Dataset entries
* START *

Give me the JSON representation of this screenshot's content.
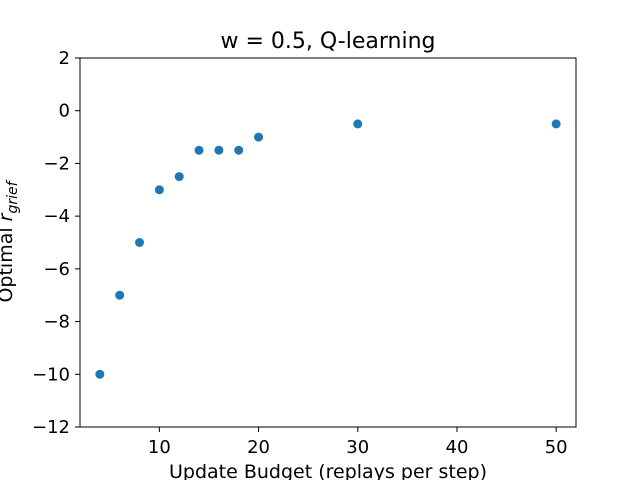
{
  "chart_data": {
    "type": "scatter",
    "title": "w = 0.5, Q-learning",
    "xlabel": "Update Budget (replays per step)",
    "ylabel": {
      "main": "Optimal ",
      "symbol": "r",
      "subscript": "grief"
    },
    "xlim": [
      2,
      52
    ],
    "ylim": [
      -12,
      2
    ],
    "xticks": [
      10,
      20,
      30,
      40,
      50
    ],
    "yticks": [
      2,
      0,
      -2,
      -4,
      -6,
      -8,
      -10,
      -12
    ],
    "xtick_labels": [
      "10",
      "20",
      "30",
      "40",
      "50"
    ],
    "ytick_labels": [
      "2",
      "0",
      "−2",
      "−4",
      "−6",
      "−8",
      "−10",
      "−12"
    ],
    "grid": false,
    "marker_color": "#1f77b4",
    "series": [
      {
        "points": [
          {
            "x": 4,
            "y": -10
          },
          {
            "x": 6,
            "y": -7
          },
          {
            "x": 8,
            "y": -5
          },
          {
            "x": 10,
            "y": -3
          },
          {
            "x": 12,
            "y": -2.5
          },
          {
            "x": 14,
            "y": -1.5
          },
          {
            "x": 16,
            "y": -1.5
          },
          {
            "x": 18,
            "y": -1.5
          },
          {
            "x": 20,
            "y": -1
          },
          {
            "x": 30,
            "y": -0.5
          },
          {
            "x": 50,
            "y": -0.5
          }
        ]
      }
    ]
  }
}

* END *

Stated goal:
Write out the records above once more, word for word, with no pictures.

Result below:
Give me the JSON representation of this screenshot's content.
{
  "chart_data": {
    "type": "scatter",
    "title": "w = 0.5, Q-learning",
    "xlabel": "Update Budget (replays per step)",
    "ylabel": {
      "main": "Optimal ",
      "symbol": "r",
      "subscript": "grief"
    },
    "xlim": [
      2,
      52
    ],
    "ylim": [
      -12,
      2
    ],
    "xticks": [
      10,
      20,
      30,
      40,
      50
    ],
    "yticks": [
      2,
      0,
      -2,
      -4,
      -6,
      -8,
      -10,
      -12
    ],
    "xtick_labels": [
      "10",
      "20",
      "30",
      "40",
      "50"
    ],
    "ytick_labels": [
      "2",
      "0",
      "−2",
      "−4",
      "−6",
      "−8",
      "−10",
      "−12"
    ],
    "grid": false,
    "marker_color": "#1f77b4",
    "series": [
      {
        "points": [
          {
            "x": 4,
            "y": -10
          },
          {
            "x": 6,
            "y": -7
          },
          {
            "x": 8,
            "y": -5
          },
          {
            "x": 10,
            "y": -3
          },
          {
            "x": 12,
            "y": -2.5
          },
          {
            "x": 14,
            "y": -1.5
          },
          {
            "x": 16,
            "y": -1.5
          },
          {
            "x": 18,
            "y": -1.5
          },
          {
            "x": 20,
            "y": -1
          },
          {
            "x": 30,
            "y": -0.5
          },
          {
            "x": 50,
            "y": -0.5
          }
        ]
      }
    ]
  }
}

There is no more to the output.